#### [GIVEN EXERCISE]
Below are entries; tally how many lines hold the string "واحد" and answer with only that figure.
━━ STORED RECORDS ━━
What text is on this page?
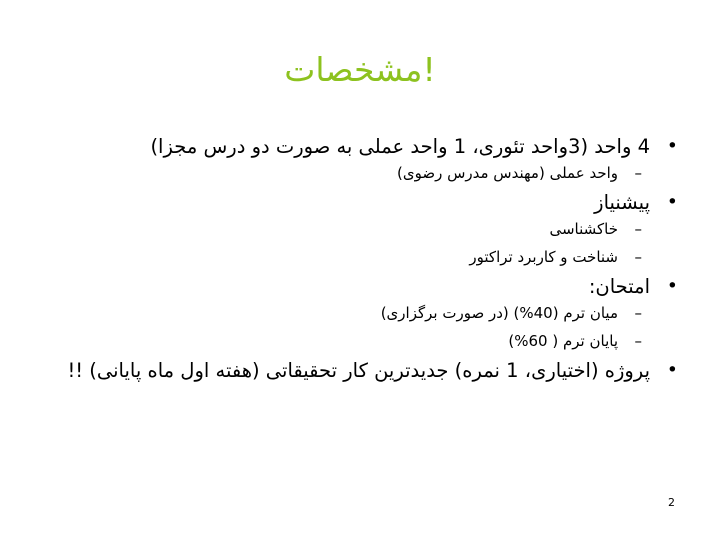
!مشخصات
•
4 واحد (3واحد تئوری، 1 واحد عملی به صورت دو درس مجزا)
–
واحد عملی (مهندس مدرس رضوی)
•
پیشنیاز
–
خاکشناسی
–
شناخت و کاربرد تراکتور
•
امتحان:
–
میان ترم (40%) (در صورت برگزاری)
–
پایان ترم ( 60%)
•
پروژه (اختیاری، 1 نمره) جدیدترین کار تحقیقاتی (هفته اول ماه پایانی) !!
2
━━━
#### [RESPONSE TO THE TASK]
2